## Excerpt to read
Within this regional strategic context, the most immediate threats to Ethiopia’s security arise from its neighbors. During the mid-1990’s, the most significant threat came from militant Islamic groups based in Sudan and Somalia. These threats culminated in the assassination attempts against Egyptian President Husni Mubarak in Addis Ababa in 1995 and the late minister for transport and communications, Abdel Majid Hussein, in 1996. The Ethiopian government strategy to deal with this threat was a mixture of diplomacy and force. In the case of Sudan this included direct military pressure, and support for the Sudanese opposition, while also recognizing that a stable, united Sudan served the best national interest of Ethiopia. The military pressure included sending Ethiopian troops across the border into Sudan to conduct joint operations with the SPLA. This approach worked: due principally to Ethiopian pressure, Sudan expelled most militant groups and adopted a strategy of seeking peace in Southern Sudan. Once the Sudan government had abandoned its policy of fostering al Qaida affiliates, Addis Ababa could resume normal relations with its largest neighbor. A country that had posed a major threat to regional stability in the early 1990’s had become manageable and contained, although still prone to internal crisis and instability.

In the case of Somalia, Ethiopia took direct military action against extremist groups on Somali soil. Military attacks on the bases of the al Ittihad al Islaami group in 1996 and 1997 effectively eliminated  the threat posed by al Qaida affiliates for at least some years. During the Ethio-Eritrean war, the presence of Eritrean-backed militia in Somalia also led to Ethiopian military incursions into the country to deal with those threats. Ethiopia also supported efforts to rebuild a central government for the country, consistently extending assistance to any groups ready to work for stability. This illustrates again that, although the EPRDF government took power in 1991 with a transformative political agenda, it rapidly emerged as a status quo power in regional politics. To that end, it has consistently tried to shore up legitimate authorities in neighboring states, believing that this will serve Ethiopia’s best interests.

For the last decade, the main threat to Ethiopia has come from Eritrea. The details of Eritrea’s challenge to stability in the Horn will be discussed in the next section. The threat of the Eritrean military, never demobilized since liberation in 1991, has required Ethiopia to maintain a large standing army with the capacity to project force across its national borders. While the threat of a frontal attack by Eritrea cannot be discounted, the possibility of Eritrean-sponsored insurgencies in the south-east and south-west is an ongoing problem.

Despite the continuing problems caused by Eritrea, the Ethiopian strategy is not to re-conquer and re-absorb Eritrea. During the thirty years’ war of Eritrean liberation, Ethiopia was drained by the effort of trying to subdue a territory and its people. Even though Eritrea’s historical claims to statehood are based only on relatively recent colonial history (dating back to the Italian occupation that began in the 1880’s), the experience of fighting a long, bloody and ultimately successful war forged a spirit of nationhood among Eritreans, which is a basic reality that no amount of historical analysis can deny. While Eritrea is an immediate sore, its existence is not a strategic threat to Ethiopia. When the current regime in Asmara radically changes or is removed, Ethiopia anticipates being able to restore neighborly relations with a functioning and hopefully democratic state. Economic cooperation between the two countries would be a major benefit especially to Eritrea.

## Record excerpts
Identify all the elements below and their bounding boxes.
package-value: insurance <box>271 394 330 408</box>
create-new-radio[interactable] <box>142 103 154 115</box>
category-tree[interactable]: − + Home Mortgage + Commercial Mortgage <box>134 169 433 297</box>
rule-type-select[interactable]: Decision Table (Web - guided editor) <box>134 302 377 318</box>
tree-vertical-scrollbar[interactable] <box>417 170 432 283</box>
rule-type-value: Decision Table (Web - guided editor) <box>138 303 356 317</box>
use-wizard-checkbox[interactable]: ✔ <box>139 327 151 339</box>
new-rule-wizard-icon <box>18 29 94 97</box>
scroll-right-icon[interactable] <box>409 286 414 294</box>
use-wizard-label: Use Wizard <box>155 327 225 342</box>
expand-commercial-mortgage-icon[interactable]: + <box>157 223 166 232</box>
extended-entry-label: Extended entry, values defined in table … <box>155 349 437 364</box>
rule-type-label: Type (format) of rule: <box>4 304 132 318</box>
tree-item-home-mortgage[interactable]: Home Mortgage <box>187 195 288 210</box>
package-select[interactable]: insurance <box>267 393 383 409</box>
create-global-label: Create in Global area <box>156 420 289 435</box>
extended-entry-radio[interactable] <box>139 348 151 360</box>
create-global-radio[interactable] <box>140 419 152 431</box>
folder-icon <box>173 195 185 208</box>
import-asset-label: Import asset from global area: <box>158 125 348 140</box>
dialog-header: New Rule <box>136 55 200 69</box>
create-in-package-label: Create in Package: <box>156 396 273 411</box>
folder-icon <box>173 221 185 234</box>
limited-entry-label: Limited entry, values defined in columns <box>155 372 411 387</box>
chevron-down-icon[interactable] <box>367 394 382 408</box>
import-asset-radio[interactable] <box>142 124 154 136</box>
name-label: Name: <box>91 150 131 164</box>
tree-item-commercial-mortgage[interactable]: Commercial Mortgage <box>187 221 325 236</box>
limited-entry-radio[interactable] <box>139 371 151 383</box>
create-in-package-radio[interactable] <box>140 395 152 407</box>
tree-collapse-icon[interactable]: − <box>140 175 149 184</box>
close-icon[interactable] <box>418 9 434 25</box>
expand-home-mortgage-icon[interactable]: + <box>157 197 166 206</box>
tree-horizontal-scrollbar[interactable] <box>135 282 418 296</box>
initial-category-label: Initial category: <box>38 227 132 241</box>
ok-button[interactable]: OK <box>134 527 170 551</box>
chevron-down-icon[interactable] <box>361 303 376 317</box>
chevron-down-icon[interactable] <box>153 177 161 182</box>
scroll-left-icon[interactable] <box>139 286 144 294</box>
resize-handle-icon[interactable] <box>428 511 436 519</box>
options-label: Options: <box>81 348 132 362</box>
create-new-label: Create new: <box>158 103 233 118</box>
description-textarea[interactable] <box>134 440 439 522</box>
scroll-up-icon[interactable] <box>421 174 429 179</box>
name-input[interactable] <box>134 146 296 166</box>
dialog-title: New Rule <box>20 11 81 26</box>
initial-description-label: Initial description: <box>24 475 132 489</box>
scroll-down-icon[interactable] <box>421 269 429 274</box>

## Short exercise 1
Return the part of the text about Ethiopia's security threats between "For the last" and "an ongoing problem.", inclusive.
## Short exercise 2
Answer these questions from the text about Ethiopia's security threats:
(a) In what year was there an assassination attempt against Abdel Majid Hussein?
(b) Which group's bases in Somalia did Ethiopia attack in 1996 and 1997?
(c) When did the Italian occupation of Eritrea begin?
The entries have nothing to do with the text about Ethiopia's security threats.

## Correct answer 1
For the last decade, the main threat to Ethiopia has come from Eritrea. The details of Eritrea’s challenge to stability in the Horn will be discussed in the next section. The threat of the Eritrean military, never demobilized since liberation in 1991, has required Ethiopia to maintain a large standing army with the capacity to project force across its national borders. While the threat of a frontal attack by Eritrea cannot be discounted, the possibility of Eritrean-sponsored insurgencies in the south-east and south-west is an ongoing problem.

## Correct answer 2
(a) 1996
(b) The al Ittihad al Islaami group
(c) In the 1880's